◆ Short exercise
Extract the complete listing and repeat it word for word.

------ Given records ------

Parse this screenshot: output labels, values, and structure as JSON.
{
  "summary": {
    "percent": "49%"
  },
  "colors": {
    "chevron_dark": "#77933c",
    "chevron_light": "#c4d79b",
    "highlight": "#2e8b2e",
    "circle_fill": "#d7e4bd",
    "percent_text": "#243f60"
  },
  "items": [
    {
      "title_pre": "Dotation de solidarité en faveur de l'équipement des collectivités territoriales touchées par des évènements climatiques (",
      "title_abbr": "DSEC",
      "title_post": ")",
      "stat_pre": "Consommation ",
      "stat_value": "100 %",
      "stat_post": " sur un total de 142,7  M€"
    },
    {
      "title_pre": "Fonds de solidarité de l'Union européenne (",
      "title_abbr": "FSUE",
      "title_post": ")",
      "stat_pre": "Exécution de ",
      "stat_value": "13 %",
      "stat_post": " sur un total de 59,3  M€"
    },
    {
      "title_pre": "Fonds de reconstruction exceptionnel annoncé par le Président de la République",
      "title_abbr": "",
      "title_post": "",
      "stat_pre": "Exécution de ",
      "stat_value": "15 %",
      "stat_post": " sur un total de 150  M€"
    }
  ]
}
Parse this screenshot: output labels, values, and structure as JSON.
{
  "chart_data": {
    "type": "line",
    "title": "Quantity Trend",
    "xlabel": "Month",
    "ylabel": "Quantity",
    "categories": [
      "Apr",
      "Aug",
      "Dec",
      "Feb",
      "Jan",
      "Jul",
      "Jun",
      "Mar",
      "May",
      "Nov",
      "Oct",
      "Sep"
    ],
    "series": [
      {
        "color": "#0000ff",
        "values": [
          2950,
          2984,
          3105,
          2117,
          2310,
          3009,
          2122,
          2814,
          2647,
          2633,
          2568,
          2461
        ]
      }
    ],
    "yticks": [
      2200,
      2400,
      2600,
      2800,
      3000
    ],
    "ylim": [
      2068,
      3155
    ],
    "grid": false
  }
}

------

◆ Answer to this exercise
Parse this screenshot: output labels, values, and structure as JSON.
{
  "summary": {
    "percent": "49%"
  },
  "colors": {
    "chevron_dark": "#77933c",
    "chevron_light": "#c4d79b",
    "highlight": "#2e8b2e",
    "circle_fill": "#d7e4bd",
    "percent_text": "#243f60"
  },
  "items": [
    {
      "title_pre": "Dotation de solidarité en faveur de l'équipement des collectivités territoriales touchées par des évènements climatiques (",
      "title_abbr": "DSEC",
      "title_post": ")",
      "stat_pre": "Consommation ",
      "stat_value": "100 %",
      "stat_post": " sur un total de 142,7  M€"
    },
    {
      "title_pre": "Fonds de solidarité de l'Union européenne (",
      "title_abbr": "FSUE",
      "title_post": ")",
      "stat_pre": "Exécution de ",
      "stat_value": "13 %",
      "stat_post": " sur un total de 59,3  M€"
    },
    {
      "title_pre": "Fonds de reconstruction exceptionnel annoncé par le Président de la République",
      "title_abbr": "",
      "title_post": "",
      "stat_pre": "Exécution de ",
      "stat_value": "15 %",
      "stat_post": " sur un total de 150  M€"
    }
  ]
}
Parse this screenshot: output labels, values, and structure as JSON.
{
  "chart_data": {
    "type": "line",
    "title": "Quantity Trend",
    "xlabel": "Month",
    "ylabel": "Quantity",
    "categories": [
      "Apr",
      "Aug",
      "Dec",
      "Feb",
      "Jan",
      "Jul",
      "Jun",
      "Mar",
      "May",
      "Nov",
      "Oct",
      "Sep"
    ],
    "series": [
      {
        "color": "#0000ff",
        "values": [
          2950,
          2984,
          3105,
          2117,
          2310,
          3009,
          2122,
          2814,
          2647,
          2633,
          2568,
          2461
        ]
      }
    ],
    "yticks": [
      2200,
      2400,
      2600,
      2800,
      3000
    ],
    "ylim": [
      2068,
      3155
    ],
    "grid": false
  }
}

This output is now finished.